DATA SECTION start

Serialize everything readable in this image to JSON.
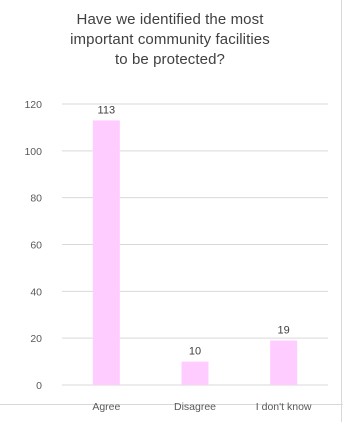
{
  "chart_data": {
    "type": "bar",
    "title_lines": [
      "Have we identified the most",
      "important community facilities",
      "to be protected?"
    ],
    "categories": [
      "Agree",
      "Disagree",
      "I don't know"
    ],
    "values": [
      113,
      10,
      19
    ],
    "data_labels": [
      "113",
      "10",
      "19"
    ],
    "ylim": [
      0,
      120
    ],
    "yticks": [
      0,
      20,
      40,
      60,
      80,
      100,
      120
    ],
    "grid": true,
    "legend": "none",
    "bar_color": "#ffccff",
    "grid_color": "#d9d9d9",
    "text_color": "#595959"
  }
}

DATA SECTION end

== GIVEN EXERCISE ==
Reproduce each line word for word and drop the pictures.

== COMPLETE ANSWER ==
Serialize everything readable in this image to JSON.
{
  "chart_data": {
    "type": "bar",
    "title_lines": [
      "Have we identified the most",
      "important community facilities",
      "to be protected?"
    ],
    "categories": [
      "Agree",
      "Disagree",
      "I don't know"
    ],
    "values": [
      113,
      10,
      19
    ],
    "data_labels": [
      "113",
      "10",
      "19"
    ],
    "ylim": [
      0,
      120
    ],
    "yticks": [
      0,
      20,
      40,
      60,
      80,
      100,
      120
    ],
    "grid": true,
    "legend": "none",
    "bar_color": "#ffccff",
    "grid_color": "#d9d9d9",
    "text_color": "#595959"
  }
}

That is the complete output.